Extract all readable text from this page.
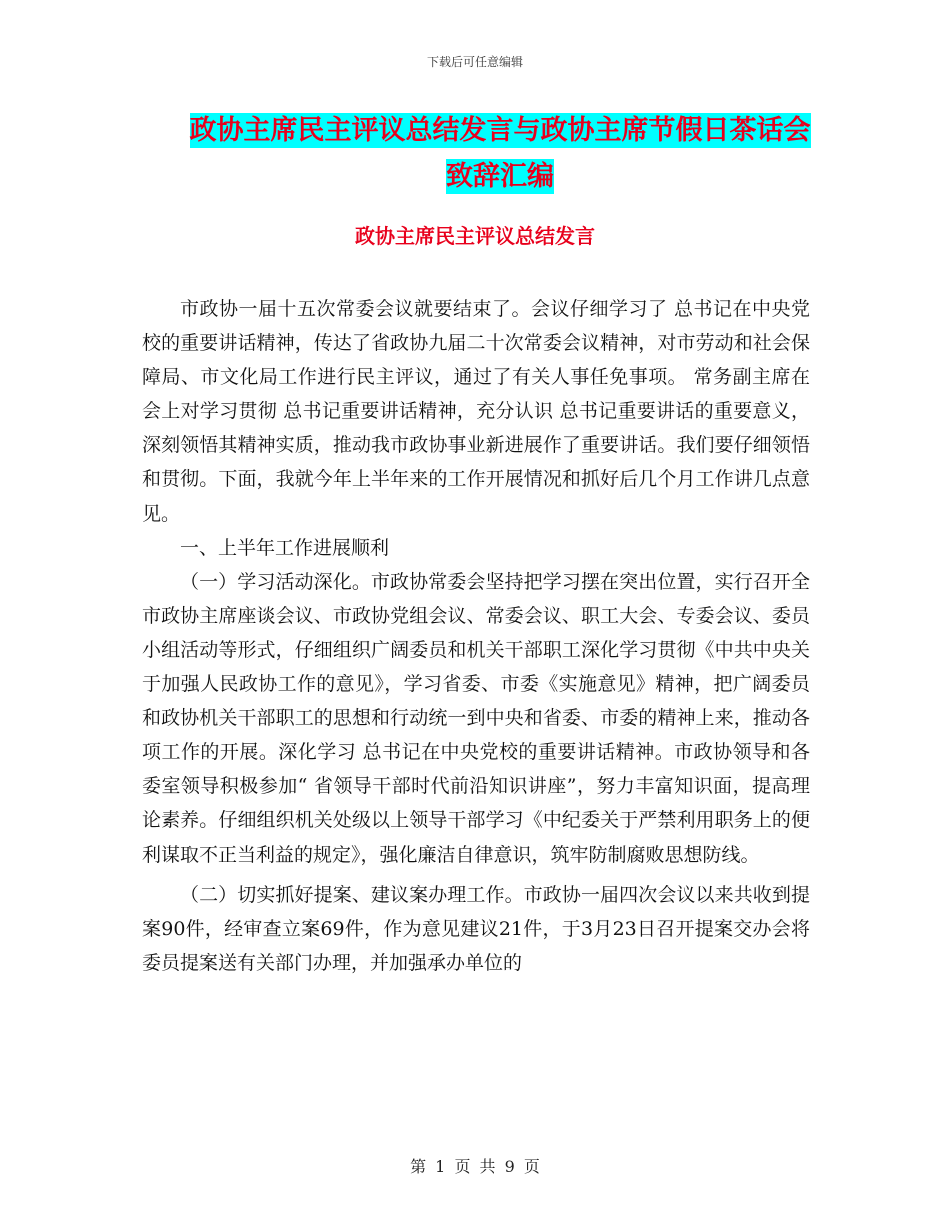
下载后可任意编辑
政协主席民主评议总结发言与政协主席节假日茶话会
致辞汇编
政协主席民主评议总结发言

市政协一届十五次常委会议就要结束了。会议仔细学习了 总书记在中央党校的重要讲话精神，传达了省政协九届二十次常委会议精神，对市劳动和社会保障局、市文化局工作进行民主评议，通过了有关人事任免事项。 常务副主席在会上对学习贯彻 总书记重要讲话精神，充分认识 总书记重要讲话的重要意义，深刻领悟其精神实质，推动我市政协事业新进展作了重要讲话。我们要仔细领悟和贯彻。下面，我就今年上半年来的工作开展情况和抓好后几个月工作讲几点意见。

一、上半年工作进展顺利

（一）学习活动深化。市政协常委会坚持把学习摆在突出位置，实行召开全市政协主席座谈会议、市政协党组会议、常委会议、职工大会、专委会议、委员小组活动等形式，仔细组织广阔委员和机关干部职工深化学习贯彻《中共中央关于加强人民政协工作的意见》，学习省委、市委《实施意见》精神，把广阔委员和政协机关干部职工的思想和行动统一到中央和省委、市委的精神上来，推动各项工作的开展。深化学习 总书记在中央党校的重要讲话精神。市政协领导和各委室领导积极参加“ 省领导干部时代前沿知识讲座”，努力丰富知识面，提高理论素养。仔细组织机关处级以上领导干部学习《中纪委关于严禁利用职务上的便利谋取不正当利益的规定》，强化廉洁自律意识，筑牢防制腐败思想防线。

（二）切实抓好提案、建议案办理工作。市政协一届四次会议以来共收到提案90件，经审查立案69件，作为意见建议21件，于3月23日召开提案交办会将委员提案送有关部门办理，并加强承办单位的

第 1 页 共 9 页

───

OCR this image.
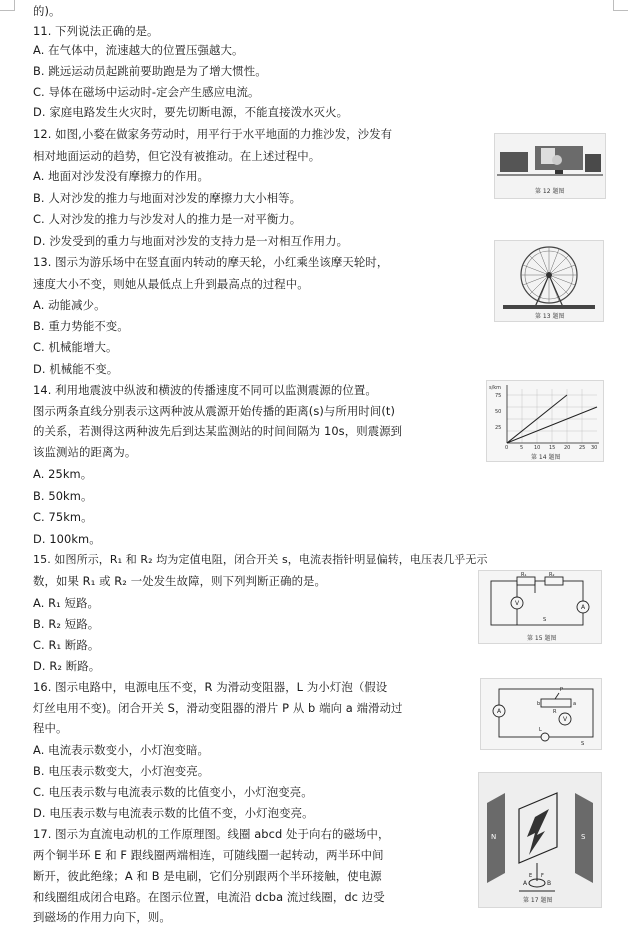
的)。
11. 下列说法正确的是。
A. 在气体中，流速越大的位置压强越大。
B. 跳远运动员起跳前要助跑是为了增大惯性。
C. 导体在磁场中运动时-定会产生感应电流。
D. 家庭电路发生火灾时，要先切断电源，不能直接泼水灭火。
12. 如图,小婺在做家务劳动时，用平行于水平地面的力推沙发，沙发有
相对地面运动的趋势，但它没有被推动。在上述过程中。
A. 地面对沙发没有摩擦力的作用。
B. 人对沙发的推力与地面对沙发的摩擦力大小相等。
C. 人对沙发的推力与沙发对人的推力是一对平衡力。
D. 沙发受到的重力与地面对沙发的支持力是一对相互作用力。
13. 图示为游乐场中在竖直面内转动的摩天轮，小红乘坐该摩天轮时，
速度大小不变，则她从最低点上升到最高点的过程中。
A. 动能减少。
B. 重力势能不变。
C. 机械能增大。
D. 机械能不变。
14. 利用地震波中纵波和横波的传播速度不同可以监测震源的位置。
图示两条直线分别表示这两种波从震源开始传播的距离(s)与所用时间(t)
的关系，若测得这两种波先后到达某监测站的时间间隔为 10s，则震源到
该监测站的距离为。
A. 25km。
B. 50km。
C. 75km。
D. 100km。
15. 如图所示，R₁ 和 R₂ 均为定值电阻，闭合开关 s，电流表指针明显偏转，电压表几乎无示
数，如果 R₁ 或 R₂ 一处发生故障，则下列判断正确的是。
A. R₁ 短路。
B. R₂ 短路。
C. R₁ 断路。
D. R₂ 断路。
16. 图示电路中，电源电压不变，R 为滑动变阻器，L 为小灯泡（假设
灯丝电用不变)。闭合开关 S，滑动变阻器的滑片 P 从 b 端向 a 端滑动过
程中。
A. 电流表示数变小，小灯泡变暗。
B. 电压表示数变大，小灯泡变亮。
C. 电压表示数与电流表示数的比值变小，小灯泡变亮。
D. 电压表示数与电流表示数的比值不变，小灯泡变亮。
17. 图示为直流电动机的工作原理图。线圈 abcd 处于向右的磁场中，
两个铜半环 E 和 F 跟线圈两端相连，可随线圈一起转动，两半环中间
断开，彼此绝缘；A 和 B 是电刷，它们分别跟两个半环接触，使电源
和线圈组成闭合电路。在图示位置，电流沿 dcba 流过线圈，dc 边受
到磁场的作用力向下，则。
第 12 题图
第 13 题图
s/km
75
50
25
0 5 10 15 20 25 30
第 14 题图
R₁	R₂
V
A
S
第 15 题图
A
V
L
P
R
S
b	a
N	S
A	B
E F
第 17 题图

───

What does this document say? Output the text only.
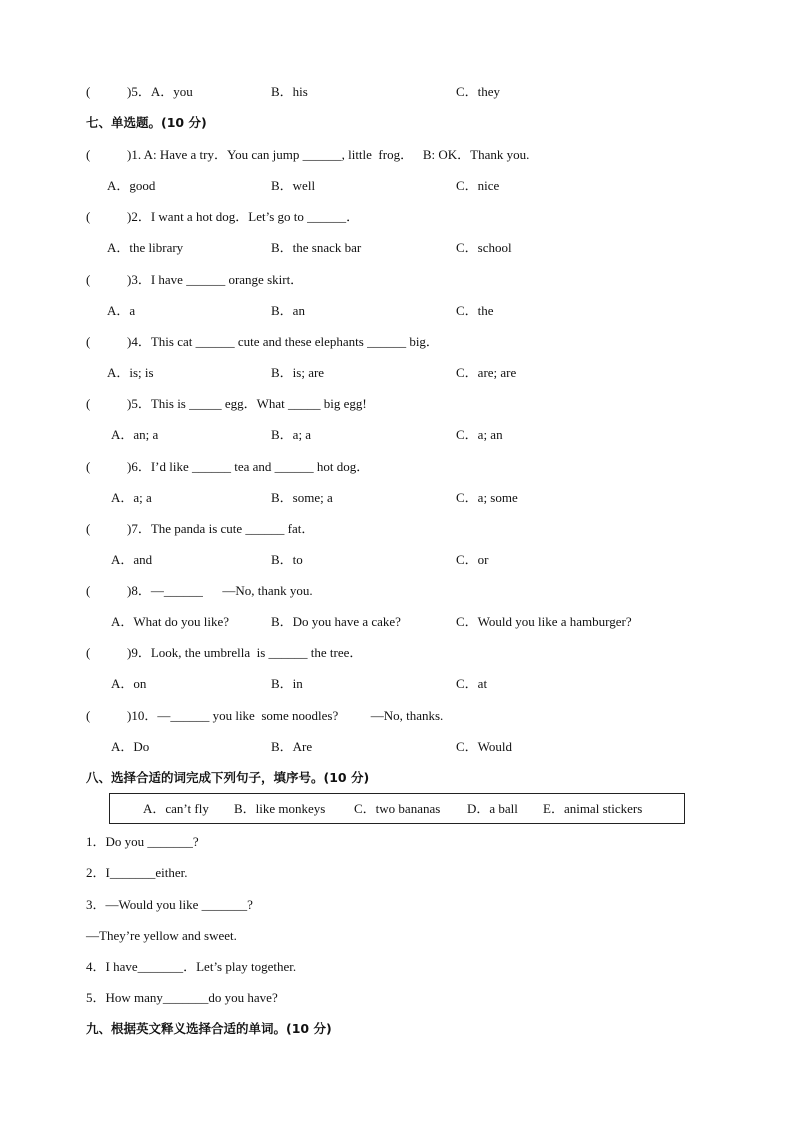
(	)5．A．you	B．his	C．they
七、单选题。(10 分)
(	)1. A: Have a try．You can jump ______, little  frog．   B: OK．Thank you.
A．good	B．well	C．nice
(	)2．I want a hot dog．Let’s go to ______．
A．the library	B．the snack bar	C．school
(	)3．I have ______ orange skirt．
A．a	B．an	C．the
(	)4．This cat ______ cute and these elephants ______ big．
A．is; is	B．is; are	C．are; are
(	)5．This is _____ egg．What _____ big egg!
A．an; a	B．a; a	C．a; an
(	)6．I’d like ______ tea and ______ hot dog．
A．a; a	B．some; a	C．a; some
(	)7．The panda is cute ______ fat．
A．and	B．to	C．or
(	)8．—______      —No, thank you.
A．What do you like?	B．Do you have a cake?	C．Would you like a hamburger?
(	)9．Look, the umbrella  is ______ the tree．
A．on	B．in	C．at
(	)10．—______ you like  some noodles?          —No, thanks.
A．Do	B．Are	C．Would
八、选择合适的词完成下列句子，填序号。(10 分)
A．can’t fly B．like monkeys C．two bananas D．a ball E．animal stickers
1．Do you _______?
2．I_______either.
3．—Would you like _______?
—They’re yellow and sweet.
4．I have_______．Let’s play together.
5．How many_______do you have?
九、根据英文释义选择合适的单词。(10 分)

───

• **To do**
Check each line of the records for the word "What" and extract those that contain it.

• **Right answer**
What does this document say? Output the text only.
(	)5．This is _____ egg．What _____ big egg!
A．What do you like?	B．Do you have a cake?	C．Would you like a hamburger?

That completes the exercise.